== Stated problem ==
Return all of the entries exactly, with nothing added or left out.

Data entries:

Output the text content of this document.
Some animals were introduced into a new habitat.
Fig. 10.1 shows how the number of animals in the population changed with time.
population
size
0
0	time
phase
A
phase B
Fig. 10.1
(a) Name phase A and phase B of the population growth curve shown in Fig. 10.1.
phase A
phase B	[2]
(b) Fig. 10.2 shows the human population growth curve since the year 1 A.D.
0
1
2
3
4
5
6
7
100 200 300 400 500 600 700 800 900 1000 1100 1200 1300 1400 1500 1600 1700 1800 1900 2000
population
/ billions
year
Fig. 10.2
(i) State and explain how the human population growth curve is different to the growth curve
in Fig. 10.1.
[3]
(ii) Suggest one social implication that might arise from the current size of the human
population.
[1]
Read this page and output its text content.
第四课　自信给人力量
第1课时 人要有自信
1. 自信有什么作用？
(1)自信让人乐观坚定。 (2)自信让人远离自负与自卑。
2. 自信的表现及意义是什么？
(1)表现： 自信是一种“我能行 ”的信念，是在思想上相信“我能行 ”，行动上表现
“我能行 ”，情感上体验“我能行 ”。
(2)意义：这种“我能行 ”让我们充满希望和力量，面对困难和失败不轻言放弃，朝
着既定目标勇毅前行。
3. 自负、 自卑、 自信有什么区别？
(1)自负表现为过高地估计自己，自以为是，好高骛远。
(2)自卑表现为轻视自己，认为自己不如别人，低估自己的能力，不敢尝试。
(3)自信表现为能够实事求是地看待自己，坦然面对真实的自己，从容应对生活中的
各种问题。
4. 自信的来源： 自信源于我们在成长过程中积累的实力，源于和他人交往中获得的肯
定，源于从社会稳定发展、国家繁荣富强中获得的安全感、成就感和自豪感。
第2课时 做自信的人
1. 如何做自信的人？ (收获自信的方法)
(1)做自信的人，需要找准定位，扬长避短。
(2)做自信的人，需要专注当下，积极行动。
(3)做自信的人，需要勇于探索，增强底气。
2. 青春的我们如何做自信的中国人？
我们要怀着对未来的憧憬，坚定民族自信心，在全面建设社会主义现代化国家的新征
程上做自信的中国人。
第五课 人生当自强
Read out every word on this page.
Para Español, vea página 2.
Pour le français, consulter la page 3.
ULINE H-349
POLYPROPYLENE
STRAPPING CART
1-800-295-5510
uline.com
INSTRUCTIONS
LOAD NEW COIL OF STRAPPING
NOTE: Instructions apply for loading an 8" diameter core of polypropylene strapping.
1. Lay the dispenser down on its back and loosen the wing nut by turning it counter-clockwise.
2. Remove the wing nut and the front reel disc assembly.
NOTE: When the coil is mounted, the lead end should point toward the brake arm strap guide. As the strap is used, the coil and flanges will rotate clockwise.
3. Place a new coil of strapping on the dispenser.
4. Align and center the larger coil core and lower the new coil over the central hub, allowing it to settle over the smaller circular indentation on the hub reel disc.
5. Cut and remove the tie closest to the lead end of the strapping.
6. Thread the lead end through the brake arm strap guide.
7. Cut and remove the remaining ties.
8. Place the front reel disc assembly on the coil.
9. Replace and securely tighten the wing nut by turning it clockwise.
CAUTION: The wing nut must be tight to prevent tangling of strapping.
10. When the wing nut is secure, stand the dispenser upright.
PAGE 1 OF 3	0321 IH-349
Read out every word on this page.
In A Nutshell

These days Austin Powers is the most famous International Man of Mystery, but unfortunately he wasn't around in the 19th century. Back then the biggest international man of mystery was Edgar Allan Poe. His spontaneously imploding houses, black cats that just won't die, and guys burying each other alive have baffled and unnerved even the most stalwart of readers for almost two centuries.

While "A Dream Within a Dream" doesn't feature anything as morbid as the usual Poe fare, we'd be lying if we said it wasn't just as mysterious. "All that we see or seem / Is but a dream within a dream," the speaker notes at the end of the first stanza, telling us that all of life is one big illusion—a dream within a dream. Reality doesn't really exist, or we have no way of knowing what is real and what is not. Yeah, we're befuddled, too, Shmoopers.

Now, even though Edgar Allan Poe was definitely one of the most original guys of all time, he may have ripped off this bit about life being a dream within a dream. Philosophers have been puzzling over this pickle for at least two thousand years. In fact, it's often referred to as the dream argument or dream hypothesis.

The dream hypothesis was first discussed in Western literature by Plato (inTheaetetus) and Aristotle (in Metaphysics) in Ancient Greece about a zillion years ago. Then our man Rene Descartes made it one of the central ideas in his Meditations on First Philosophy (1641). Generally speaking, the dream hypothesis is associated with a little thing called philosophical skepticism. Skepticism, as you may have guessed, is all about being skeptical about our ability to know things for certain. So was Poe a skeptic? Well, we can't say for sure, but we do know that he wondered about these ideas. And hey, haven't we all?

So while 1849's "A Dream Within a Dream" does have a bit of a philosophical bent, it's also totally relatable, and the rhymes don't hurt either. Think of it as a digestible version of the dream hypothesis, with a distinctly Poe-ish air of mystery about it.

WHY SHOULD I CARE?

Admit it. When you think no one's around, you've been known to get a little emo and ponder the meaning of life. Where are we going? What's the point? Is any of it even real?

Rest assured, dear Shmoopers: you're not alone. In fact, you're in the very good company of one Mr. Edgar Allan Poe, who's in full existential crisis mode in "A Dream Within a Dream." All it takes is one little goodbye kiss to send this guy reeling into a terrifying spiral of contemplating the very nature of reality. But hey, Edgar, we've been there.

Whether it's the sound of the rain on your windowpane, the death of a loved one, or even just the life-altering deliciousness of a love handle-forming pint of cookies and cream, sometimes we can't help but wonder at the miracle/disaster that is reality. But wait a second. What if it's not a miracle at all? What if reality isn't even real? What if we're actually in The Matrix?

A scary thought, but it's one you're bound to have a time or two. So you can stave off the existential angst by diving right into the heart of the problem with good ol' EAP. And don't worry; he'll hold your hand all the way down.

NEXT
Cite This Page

== The reply ==
Output the text content of this document.
Some animals were introduced into a new habitat.
Fig. 10.1 shows how the number of animals in the population changed with time.
population
size
0
0	time
phase
A
phase B
Fig. 10.1
(a) Name phase A and phase B of the population growth curve shown in Fig. 10.1.
phase A
phase B	[2]
(b) Fig. 10.2 shows the human population growth curve since the year 1 A.D.
0
1
2
3
4
5
6
7
100 200 300 400 500 600 700 800 900 1000 1100 1200 1300 1400 1500 1600 1700 1800 1900 2000
population
/ billions
year
Fig. 10.2
(i) State and explain how the human population growth curve is different to the growth curve
in Fig. 10.1.
[3]
(ii) Suggest one social implication that might arise from the current size of the human
population.
[1]
Read this page and output its text content.
第四课　自信给人力量
第1课时 人要有自信
1. 自信有什么作用？
(1)自信让人乐观坚定。 (2)自信让人远离自负与自卑。
2. 自信的表现及意义是什么？
(1)表现： 自信是一种“我能行 ”的信念，是在思想上相信“我能行 ”，行动上表现
“我能行 ”，情感上体验“我能行 ”。
(2)意义：这种“我能行 ”让我们充满希望和力量，面对困难和失败不轻言放弃，朝
着既定目标勇毅前行。
3. 自负、 自卑、 自信有什么区别？
(1)自负表现为过高地估计自己，自以为是，好高骛远。
(2)自卑表现为轻视自己，认为自己不如别人，低估自己的能力，不敢尝试。
(3)自信表现为能够实事求是地看待自己，坦然面对真实的自己，从容应对生活中的
各种问题。
4. 自信的来源： 自信源于我们在成长过程中积累的实力，源于和他人交往中获得的肯
定，源于从社会稳定发展、国家繁荣富强中获得的安全感、成就感和自豪感。
第2课时 做自信的人
1. 如何做自信的人？ (收获自信的方法)
(1)做自信的人，需要找准定位，扬长避短。
(2)做自信的人，需要专注当下，积极行动。
(3)做自信的人，需要勇于探索，增强底气。
2. 青春的我们如何做自信的中国人？
我们要怀着对未来的憧憬，坚定民族自信心，在全面建设社会主义现代化国家的新征
程上做自信的中国人。
第五课 人生当自强
Read out every word on this page.
Para Español, vea página 2.
Pour le français, consulter la page 3.
ULINE H-349
POLYPROPYLENE
STRAPPING CART
1-800-295-5510
uline.com
INSTRUCTIONS
LOAD NEW COIL OF STRAPPING
NOTE: Instructions apply for loading an 8" diameter core of polypropylene strapping.
1. Lay the dispenser down on its back and loosen the wing nut by turning it counter-clockwise.
2. Remove the wing nut and the front reel disc assembly.
NOTE: When the coil is mounted, the lead end should point toward the brake arm strap guide. As the strap is used, the coil and flanges will rotate clockwise.
3. Place a new coil of strapping on the dispenser.
4. Align and center the larger coil core and lower the new coil over the central hub, allowing it to settle over the smaller circular indentation on the hub reel disc.
5. Cut and remove the tie closest to the lead end of the strapping.
6. Thread the lead end through the brake arm strap guide.
7. Cut and remove the remaining ties.
8. Place the front reel disc assembly on the coil.
9. Replace and securely tighten the wing nut by turning it clockwise.
CAUTION: The wing nut must be tight to prevent tangling of strapping.
10. When the wing nut is secure, stand the dispenser upright.
PAGE 1 OF 3	0321 IH-349
Read out every word on this page.
In A Nutshell

These days Austin Powers is the most famous International Man of Mystery, but unfortunately he wasn't around in the 19th century. Back then the biggest international man of mystery was Edgar Allan Poe. His spontaneously imploding houses, black cats that just won't die, and guys burying each other alive have baffled and unnerved even the most stalwart of readers for almost two centuries.

While "A Dream Within a Dream" doesn't feature anything as morbid as the usual Poe fare, we'd be lying if we said it wasn't just as mysterious. "All that we see or seem / Is but a dream within a dream," the speaker notes at the end of the first stanza, telling us that all of life is one big illusion—a dream within a dream. Reality doesn't really exist, or we have no way of knowing what is real and what is not. Yeah, we're befuddled, too, Shmoopers.

Now, even though Edgar Allan Poe was definitely one of the most original guys of all time, he may have ripped off this bit about life being a dream within a dream. Philosophers have been puzzling over this pickle for at least two thousand years. In fact, it's often referred to as the dream argument or dream hypothesis.

The dream hypothesis was first discussed in Western literature by Plato (inTheaetetus) and Aristotle (in Metaphysics) in Ancient Greece about a zillion years ago. Then our man Rene Descartes made it one of the central ideas in his Meditations on First Philosophy (1641). Generally speaking, the dream hypothesis is associated with a little thing called philosophical skepticism. Skepticism, as you may have guessed, is all about being skeptical about our ability to know things for certain. So was Poe a skeptic? Well, we can't say for sure, but we do know that he wondered about these ideas. And hey, haven't we all?

So while 1849's "A Dream Within a Dream" does have a bit of a philosophical bent, it's also totally relatable, and the rhymes don't hurt either. Think of it as a digestible version of the dream hypothesis, with a distinctly Poe-ish air of mystery about it.

WHY SHOULD I CARE?

Admit it. When you think no one's around, you've been known to get a little emo and ponder the meaning of life. Where are we going? What's the point? Is any of it even real?

Rest assured, dear Shmoopers: you're not alone. In fact, you're in the very good company of one Mr. Edgar Allan Poe, who's in full existential crisis mode in "A Dream Within a Dream." All it takes is one little goodbye kiss to send this guy reeling into a terrifying spiral of contemplating the very nature of reality. But hey, Edgar, we've been there.

Whether it's the sound of the rain on your windowpane, the death of a loved one, or even just the life-altering deliciousness of a love handle-forming pint of cookies and cream, sometimes we can't help but wonder at the miracle/disaster that is reality. But wait a second. What if it's not a miracle at all? What if reality isn't even real? What if we're actually in The Matrix?

A scary thought, but it's one you're bound to have a time or two. So you can stave off the existential angst by diving right into the heart of the problem with good ol' EAP. And don't worry; he'll hold your hand all the way down.

NEXT
Cite This Page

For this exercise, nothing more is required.